SET PROBLEM: Will you output all of the data below exactly, omitting the images?

(Records about charts and figures)
◆ ◆ ◆ ◆ ◆ ◆ ◆
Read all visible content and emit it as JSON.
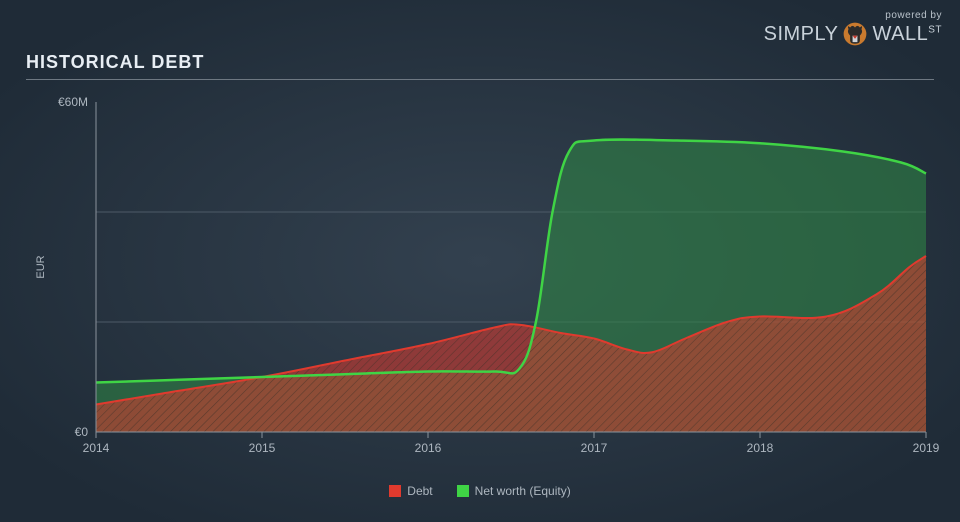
{
  "logo": {
    "powered": "powered by",
    "simply": "SIMPLY",
    "wall": "WALL",
    "st": "ST"
  },
  "title": "HISTORICAL DEBT",
  "chart": {
    "type": "area",
    "background_gradient": {
      "from": "#33414f",
      "to": "#1f2b37"
    },
    "plot_background": "transparent",
    "xlabel": "",
    "ylabel": "EUR",
    "ylabel_fontsize": 11,
    "xlim": [
      2014,
      2019
    ],
    "ylim": [
      0,
      60
    ],
    "xticks": [
      2014,
      2015,
      2016,
      2017,
      2018,
      2019
    ],
    "yticks": [
      0,
      60
    ],
    "ytick_labels": [
      "€0",
      "€60M"
    ],
    "ytick_positions": [
      0,
      60
    ],
    "grid_color": "#4d5a67",
    "grid_y_positions": [
      20,
      40
    ],
    "axis_line_color": "#8a939c",
    "tick_label_color": "#aeb7c0",
    "tick_label_fontsize": 12,
    "series": [
      {
        "name": "Debt",
        "line_color": "#e03a2e",
        "fill_color": "#e03a2e",
        "fill_opacity": 0.55,
        "hatch": true,
        "hatch_color": "#3a3027",
        "line_width": 2,
        "x": [
          2014,
          2014.4,
          2015,
          2015.5,
          2016,
          2016.4,
          2016.55,
          2016.8,
          2017,
          2017.2,
          2017.35,
          2017.55,
          2017.8,
          2018,
          2018.4,
          2018.7,
          2018.9,
          2019
        ],
        "y": [
          5,
          7,
          10,
          13,
          16,
          19,
          19.5,
          18,
          17,
          15,
          14.5,
          17,
          20,
          21,
          21,
          25,
          30,
          32
        ]
      },
      {
        "name": "Net worth (Equity)",
        "line_color": "#3fd445",
        "fill_color": "#2f8a46",
        "fill_opacity": 0.55,
        "hatch": false,
        "line_width": 2.5,
        "x": [
          2014,
          2014.5,
          2015,
          2015.5,
          2016,
          2016.4,
          2016.55,
          2016.65,
          2016.75,
          2016.85,
          2017,
          2017.5,
          2018,
          2018.5,
          2018.85,
          2019
        ],
        "y": [
          9,
          9.5,
          10,
          10.5,
          11,
          11,
          11.5,
          20,
          40,
          51,
          53,
          53,
          52.5,
          51,
          49,
          47
        ]
      }
    ],
    "legend": {
      "position": "bottom-center",
      "items": [
        {
          "label": "Debt",
          "color": "#e03a2e"
        },
        {
          "label": "Net worth (Equity)",
          "color": "#3fd445"
        }
      ]
    }
  }
}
◆ ◆ ◆ ◆ ◆ ◆ ◆
OUTPUT BELOW:
Read all visible content and emit it as JSON.
{
  "logo": {
    "powered": "powered by",
    "simply": "SIMPLY",
    "wall": "WALL",
    "st": "ST"
  },
  "title": "HISTORICAL DEBT",
  "chart": {
    "type": "area",
    "background_gradient": {
      "from": "#33414f",
      "to": "#1f2b37"
    },
    "plot_background": "transparent",
    "xlabel": "",
    "ylabel": "EUR",
    "ylabel_fontsize": 11,
    "xlim": [
      2014,
      2019
    ],
    "ylim": [
      0,
      60
    ],
    "xticks": [
      2014,
      2015,
      2016,
      2017,
      2018,
      2019
    ],
    "yticks": [
      0,
      60
    ],
    "ytick_labels": [
      "€0",
      "€60M"
    ],
    "ytick_positions": [
      0,
      60
    ],
    "grid_color": "#4d5a67",
    "grid_y_positions": [
      20,
      40
    ],
    "axis_line_color": "#8a939c",
    "tick_label_color": "#aeb7c0",
    "tick_label_fontsize": 12,
    "series": [
      {
        "name": "Debt",
        "line_color": "#e03a2e",
        "fill_color": "#e03a2e",
        "fill_opacity": 0.55,
        "hatch": true,
        "hatch_color": "#3a3027",
        "line_width": 2,
        "x": [
          2014,
          2014.4,
          2015,
          2015.5,
          2016,
          2016.4,
          2016.55,
          2016.8,
          2017,
          2017.2,
          2017.35,
          2017.55,
          2017.8,
          2018,
          2018.4,
          2018.7,
          2018.9,
          2019
        ],
        "y": [
          5,
          7,
          10,
          13,
          16,
          19,
          19.5,
          18,
          17,
          15,
          14.5,
          17,
          20,
          21,
          21,
          25,
          30,
          32
        ]
      },
      {
        "name": "Net worth (Equity)",
        "line_color": "#3fd445",
        "fill_color": "#2f8a46",
        "fill_opacity": 0.55,
        "hatch": false,
        "line_width": 2.5,
        "x": [
          2014,
          2014.5,
          2015,
          2015.5,
          2016,
          2016.4,
          2016.55,
          2016.65,
          2016.75,
          2016.85,
          2017,
          2017.5,
          2018,
          2018.5,
          2018.85,
          2019
        ],
        "y": [
          9,
          9.5,
          10,
          10.5,
          11,
          11,
          11.5,
          20,
          40,
          51,
          53,
          53,
          52.5,
          51,
          49,
          47
        ]
      }
    ],
    "legend": {
      "position": "bottom-center",
      "items": [
        {
          "label": "Debt",
          "color": "#e03a2e"
        },
        {
          "label": "Net worth (Equity)",
          "color": "#3fd445"
        }
      ]
    }
  }
}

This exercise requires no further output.